**Problem statement**
Compile every line that includes the word "этапе".
-------- Records for the exercise
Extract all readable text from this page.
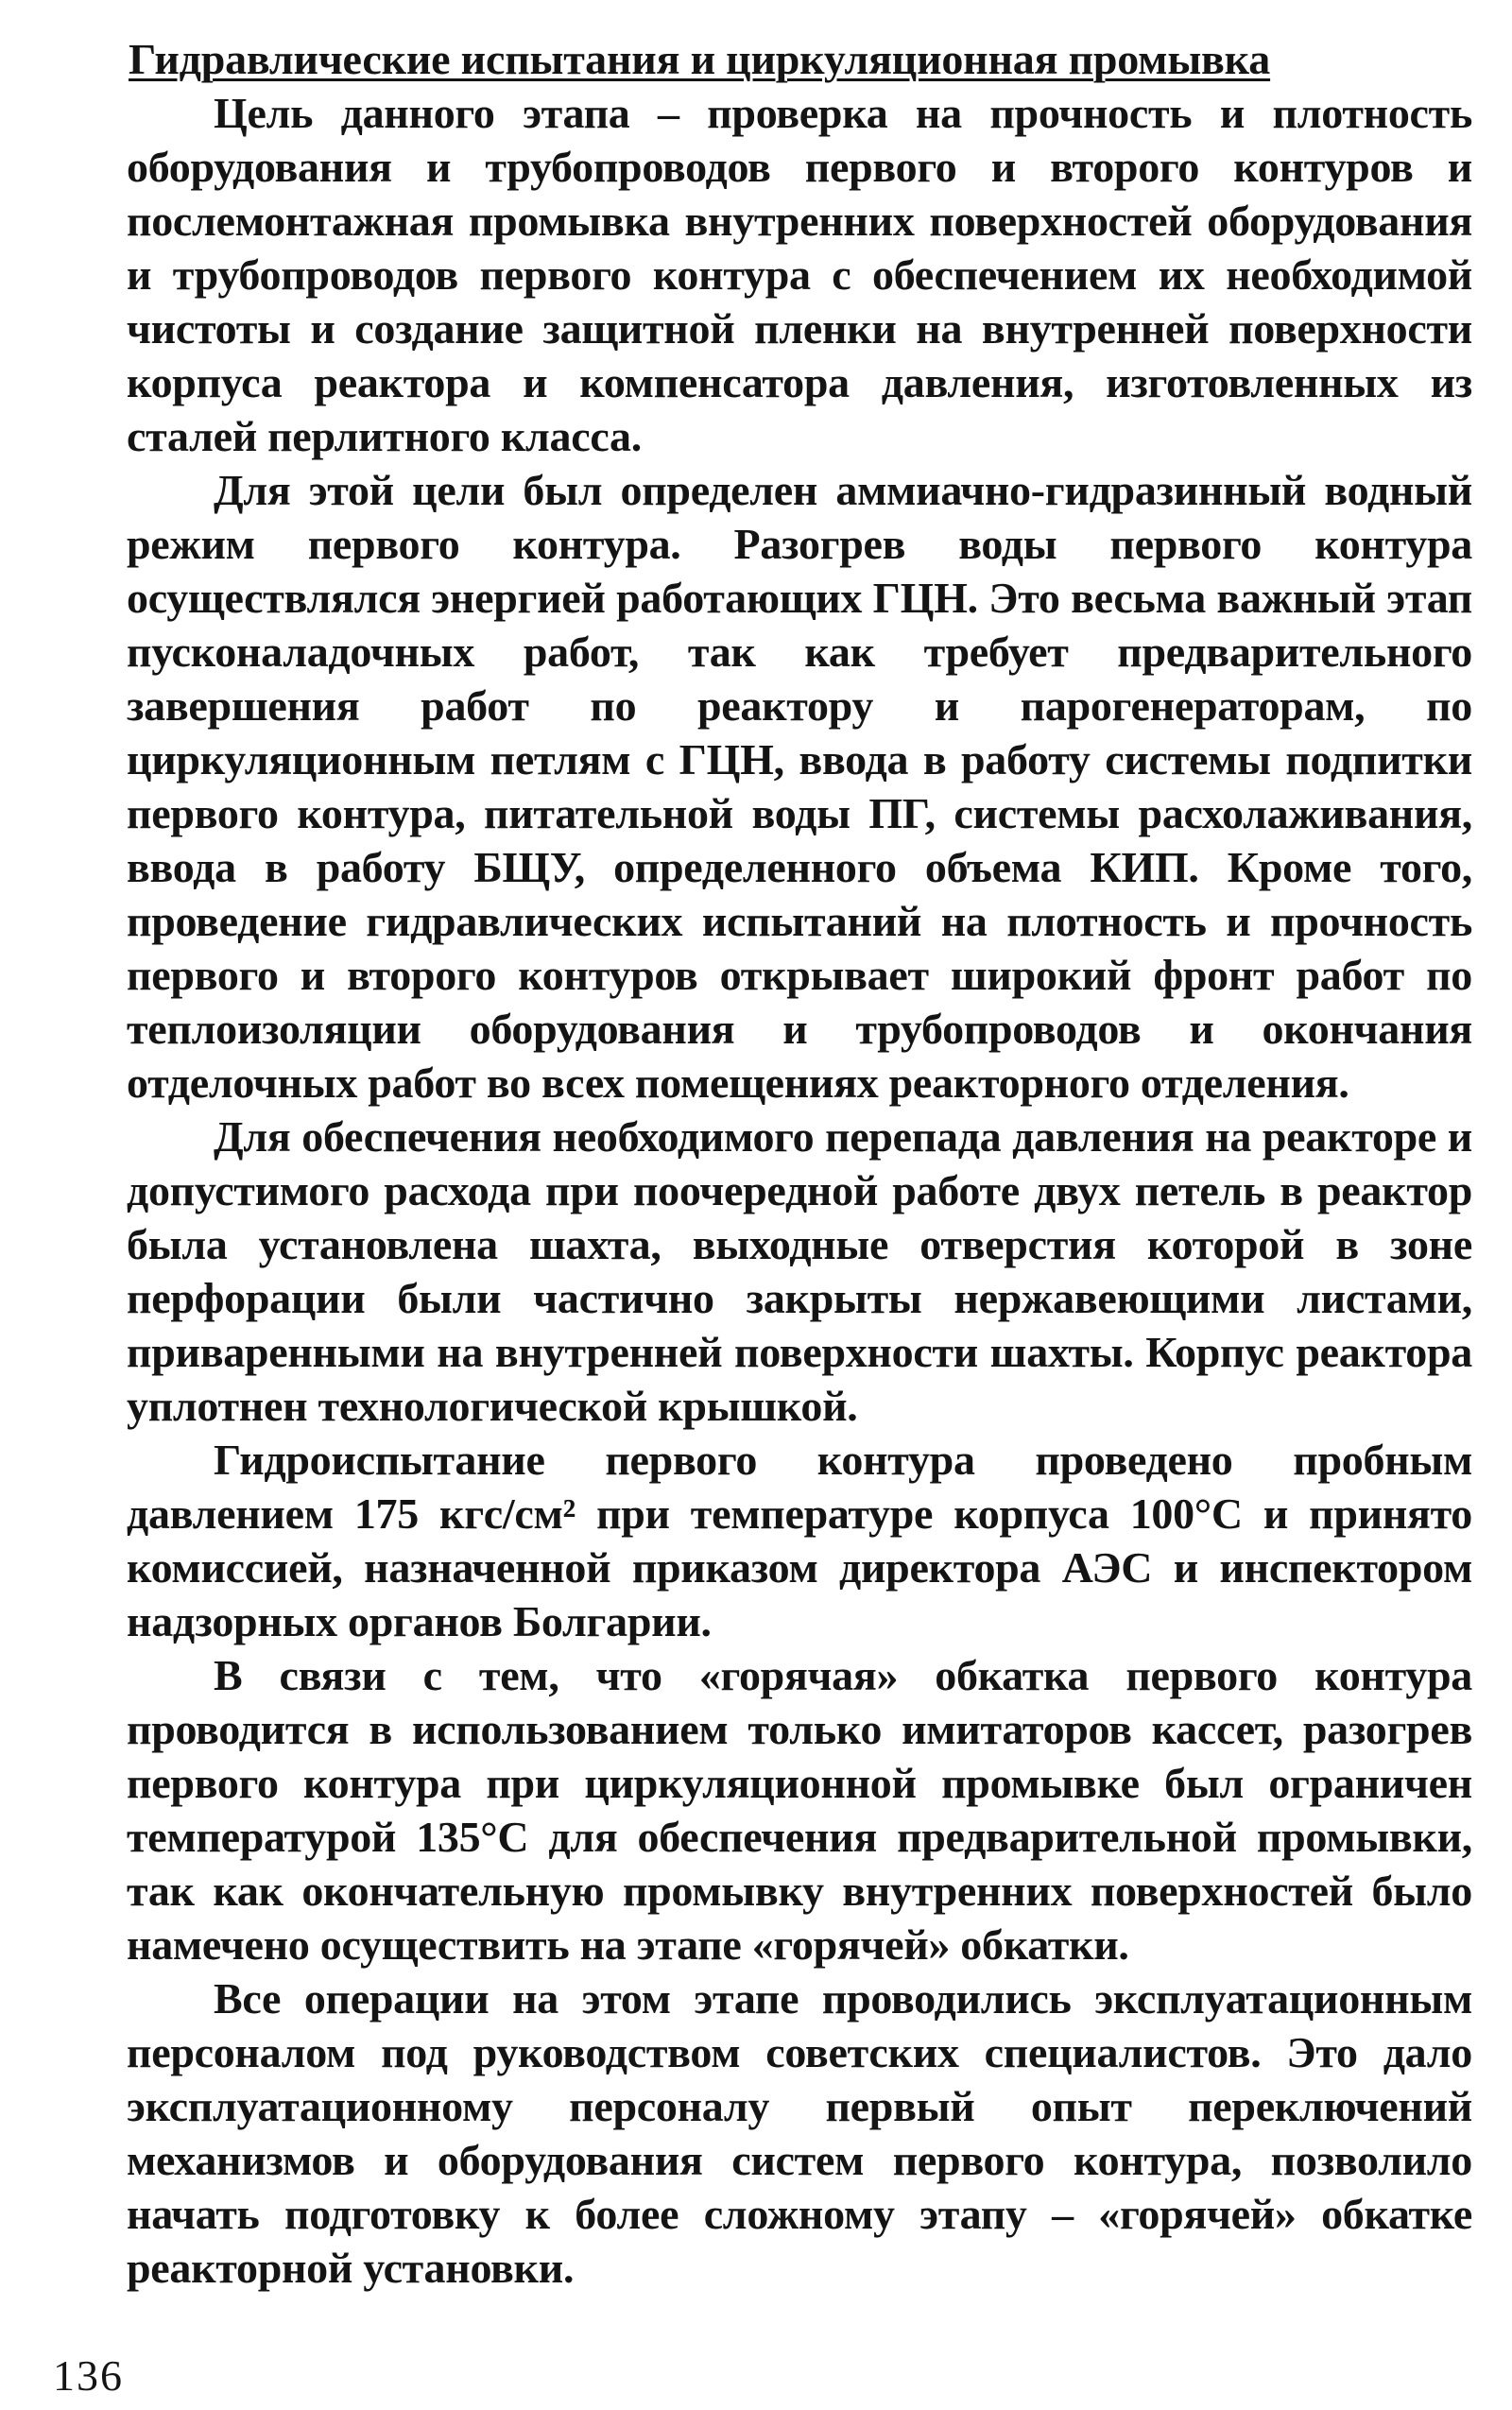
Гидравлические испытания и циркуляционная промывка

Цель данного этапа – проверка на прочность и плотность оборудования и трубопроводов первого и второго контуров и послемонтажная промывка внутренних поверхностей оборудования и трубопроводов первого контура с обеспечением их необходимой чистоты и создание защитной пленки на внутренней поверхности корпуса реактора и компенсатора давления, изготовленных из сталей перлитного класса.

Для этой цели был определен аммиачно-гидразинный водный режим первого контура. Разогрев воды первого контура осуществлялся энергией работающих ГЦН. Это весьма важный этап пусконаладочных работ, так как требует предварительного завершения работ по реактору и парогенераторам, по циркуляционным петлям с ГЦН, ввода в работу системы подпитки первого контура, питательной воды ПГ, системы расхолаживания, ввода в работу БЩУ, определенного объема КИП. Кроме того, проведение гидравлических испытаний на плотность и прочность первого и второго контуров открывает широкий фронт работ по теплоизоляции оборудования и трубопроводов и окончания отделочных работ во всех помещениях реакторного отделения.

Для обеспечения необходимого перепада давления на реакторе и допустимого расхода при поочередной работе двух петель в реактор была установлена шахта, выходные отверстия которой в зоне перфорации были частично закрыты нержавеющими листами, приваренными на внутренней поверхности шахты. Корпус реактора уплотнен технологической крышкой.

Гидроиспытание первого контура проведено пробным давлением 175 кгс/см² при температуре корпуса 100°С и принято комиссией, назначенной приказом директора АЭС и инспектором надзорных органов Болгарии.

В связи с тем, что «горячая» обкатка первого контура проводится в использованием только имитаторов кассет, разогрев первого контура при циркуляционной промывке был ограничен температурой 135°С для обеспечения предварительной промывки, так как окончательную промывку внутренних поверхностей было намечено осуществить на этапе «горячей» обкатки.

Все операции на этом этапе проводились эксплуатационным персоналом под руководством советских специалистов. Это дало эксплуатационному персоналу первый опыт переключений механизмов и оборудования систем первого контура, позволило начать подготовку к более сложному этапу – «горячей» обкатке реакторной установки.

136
----------------
**Completed exercise**
В связи с тем, что «горячая» обкатка первого контура проводится в использованием только имитаторов кассет, разогрев первого контура при циркуляционной промывке был ограничен температурой 135°С для обеспечения предварительной промывки, так как окончательную промывку внутренних поверхностей было намечено осуществить на этапе «горячей» обкатки.
Все операции на этом этапе проводились эксплуатационным персоналом под руководством советских специалистов. Это дало эксплуатационному персоналу первый опыт переключений механизмов и оборудования систем первого контура, позволило начать подготовку к более сложному этапу – «горячей» обкатке реакторной установки.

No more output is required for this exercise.